▶ **Task prompt**
Return the entire thread about slow reads from an Iceberg table word for word.

Reputation: 4377
I have two identical tables; one created as the result of using a crawler on a .csv and the other an Iceberg table created with the following command:
CREATE TABLE dan_grafana.iced (
meter string,
readtime timestamp,
kwh_total double)
PARTITIONED BY (`meter`, year(`readtime`))
LOCATION 's3://dev-aws/iceberg/iced'
TBLPROPERTIES (
'table_type'='iceberg',
'format'='parquet',
'optimize_rewrite_delete_file_threshold'='10',
'write_target_data_file_size_bytes'='134217728'
);
After creating the Iceberg table I copied the data from the .csv file into it; this was the only operation I performed on the Iceberg table. Reading the data from the Iceberg tables takes twice as long as reading the normal .csv file, even though the cost is the same. The number of bytes scanned is 5x more when reading the Iceberg table.
How can I improve the performance of the Iceberg table?
Upvotes: 0
Views: 1001
Reputation: 2210
As rightly suggested, this is not the best way to compare the performance of Iceberg formatted table with csv based table. Yes, you need to increase data volume. Also try creating partitioned table because that where you will see the real difference i.e. filtering the data based on partitioned columns. You can also add sorting to iceberg table and use those columns in your query which will further enhance the performance due to predicate pushdown.
Upvotes: 0

Page layout parsing data
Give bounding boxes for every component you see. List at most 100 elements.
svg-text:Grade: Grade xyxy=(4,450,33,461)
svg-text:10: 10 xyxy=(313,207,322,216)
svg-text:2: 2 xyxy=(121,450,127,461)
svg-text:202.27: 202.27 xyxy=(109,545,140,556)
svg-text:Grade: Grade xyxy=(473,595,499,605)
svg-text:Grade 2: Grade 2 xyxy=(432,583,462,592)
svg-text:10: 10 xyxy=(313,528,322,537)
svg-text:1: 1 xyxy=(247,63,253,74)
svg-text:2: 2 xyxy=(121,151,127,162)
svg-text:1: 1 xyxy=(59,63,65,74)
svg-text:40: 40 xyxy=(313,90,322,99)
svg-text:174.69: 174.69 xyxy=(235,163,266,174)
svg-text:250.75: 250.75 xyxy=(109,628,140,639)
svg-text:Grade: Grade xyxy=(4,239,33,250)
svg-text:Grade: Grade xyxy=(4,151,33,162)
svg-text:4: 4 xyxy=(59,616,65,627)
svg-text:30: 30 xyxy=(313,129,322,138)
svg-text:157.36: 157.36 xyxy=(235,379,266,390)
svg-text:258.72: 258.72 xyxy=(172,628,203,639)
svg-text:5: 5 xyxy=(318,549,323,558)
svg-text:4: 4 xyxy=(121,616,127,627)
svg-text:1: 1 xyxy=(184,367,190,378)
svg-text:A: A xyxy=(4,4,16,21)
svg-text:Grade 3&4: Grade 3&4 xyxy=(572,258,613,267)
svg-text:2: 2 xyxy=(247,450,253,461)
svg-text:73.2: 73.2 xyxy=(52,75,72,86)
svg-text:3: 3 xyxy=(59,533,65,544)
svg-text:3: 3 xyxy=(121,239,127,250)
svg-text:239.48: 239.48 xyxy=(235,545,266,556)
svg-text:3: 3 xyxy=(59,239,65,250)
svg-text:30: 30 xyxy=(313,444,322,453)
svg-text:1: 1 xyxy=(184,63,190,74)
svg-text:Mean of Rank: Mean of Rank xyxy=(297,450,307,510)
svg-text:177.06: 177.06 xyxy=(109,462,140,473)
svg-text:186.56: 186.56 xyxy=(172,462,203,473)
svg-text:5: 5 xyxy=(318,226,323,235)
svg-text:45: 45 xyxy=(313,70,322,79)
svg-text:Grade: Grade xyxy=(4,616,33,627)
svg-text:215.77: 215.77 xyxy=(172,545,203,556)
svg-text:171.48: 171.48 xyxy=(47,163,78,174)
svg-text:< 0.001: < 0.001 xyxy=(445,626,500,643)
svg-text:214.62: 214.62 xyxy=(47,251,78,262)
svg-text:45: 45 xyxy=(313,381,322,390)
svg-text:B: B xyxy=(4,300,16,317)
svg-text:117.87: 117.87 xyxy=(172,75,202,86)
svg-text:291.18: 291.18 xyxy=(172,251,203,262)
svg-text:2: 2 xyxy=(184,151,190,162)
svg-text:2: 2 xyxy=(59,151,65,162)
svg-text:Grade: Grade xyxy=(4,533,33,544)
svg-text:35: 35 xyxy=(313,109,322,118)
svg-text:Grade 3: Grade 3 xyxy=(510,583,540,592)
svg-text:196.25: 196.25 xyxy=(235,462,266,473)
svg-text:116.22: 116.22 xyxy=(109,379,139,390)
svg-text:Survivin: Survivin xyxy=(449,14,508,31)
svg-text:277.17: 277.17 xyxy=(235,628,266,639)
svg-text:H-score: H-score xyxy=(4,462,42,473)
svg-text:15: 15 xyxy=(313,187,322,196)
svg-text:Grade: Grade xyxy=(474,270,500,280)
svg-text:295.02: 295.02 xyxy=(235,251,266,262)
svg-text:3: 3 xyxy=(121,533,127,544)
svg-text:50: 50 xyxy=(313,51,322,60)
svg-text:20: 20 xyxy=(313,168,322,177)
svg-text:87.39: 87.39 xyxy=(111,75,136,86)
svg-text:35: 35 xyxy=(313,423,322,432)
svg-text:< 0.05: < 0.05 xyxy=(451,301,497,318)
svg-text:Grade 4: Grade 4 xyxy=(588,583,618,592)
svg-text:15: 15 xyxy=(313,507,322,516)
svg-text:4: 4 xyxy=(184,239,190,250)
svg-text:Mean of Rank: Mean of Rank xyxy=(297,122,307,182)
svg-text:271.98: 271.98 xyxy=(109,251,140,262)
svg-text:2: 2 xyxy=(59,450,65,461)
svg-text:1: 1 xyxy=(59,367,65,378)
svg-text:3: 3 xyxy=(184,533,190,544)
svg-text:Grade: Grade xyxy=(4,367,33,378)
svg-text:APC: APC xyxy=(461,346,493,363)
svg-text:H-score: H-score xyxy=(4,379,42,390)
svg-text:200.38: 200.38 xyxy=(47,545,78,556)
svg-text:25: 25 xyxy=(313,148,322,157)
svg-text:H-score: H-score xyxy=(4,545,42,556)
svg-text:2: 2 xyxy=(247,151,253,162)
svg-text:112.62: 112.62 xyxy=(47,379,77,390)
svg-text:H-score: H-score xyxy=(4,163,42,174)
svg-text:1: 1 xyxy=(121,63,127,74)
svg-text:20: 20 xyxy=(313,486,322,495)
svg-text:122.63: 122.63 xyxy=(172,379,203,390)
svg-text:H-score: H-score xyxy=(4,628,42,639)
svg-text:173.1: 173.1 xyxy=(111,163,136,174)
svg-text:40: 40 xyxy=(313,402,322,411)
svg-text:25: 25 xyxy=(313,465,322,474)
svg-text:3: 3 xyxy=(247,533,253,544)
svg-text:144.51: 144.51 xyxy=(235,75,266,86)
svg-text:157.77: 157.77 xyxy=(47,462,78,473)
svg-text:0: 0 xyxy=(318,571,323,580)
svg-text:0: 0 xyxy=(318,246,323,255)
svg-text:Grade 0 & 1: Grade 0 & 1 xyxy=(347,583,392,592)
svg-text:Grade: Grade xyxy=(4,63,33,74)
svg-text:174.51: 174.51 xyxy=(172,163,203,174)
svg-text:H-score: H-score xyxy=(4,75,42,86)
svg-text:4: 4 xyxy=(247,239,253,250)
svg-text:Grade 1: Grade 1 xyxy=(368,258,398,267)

▶ **Written answer**
Reputation: 4377
I have two identical tables; one created as the result of using a crawler on a .csv and the other an Iceberg table created with the following command:
CREATE TABLE dan_grafana.iced (
meter string,
readtime timestamp,
kwh_total double)
PARTITIONED BY (`meter`, year(`readtime`))
LOCATION 's3://dev-aws/iceberg/iced'
TBLPROPERTIES (
'table_type'='iceberg',
'format'='parquet',
'optimize_rewrite_delete_file_threshold'='10',
'write_target_data_file_size_bytes'='134217728'
);
After creating the Iceberg table I copied the data from the .csv file into it; this was the only operation I performed on the Iceberg table. Reading the data from the Iceberg tables takes twice as long as reading the normal .csv file, even though the cost is the same. The number of bytes scanned is 5x more when reading the Iceberg table.
How can I improve the performance of the Iceberg table?
Upvotes: 0
Views: 1001
Reputation: 2210
As rightly suggested, this is not the best way to compare the performance of Iceberg formatted table with csv based table. Yes, you need to increase data volume. Also try creating partitioned table because that where you will see the real difference i.e. filtering the data based on partitioned columns. You can also add sorting to iceberg table and use those columns in your query which will further enhance the performance due to predicate pushdown.
Upvotes: 0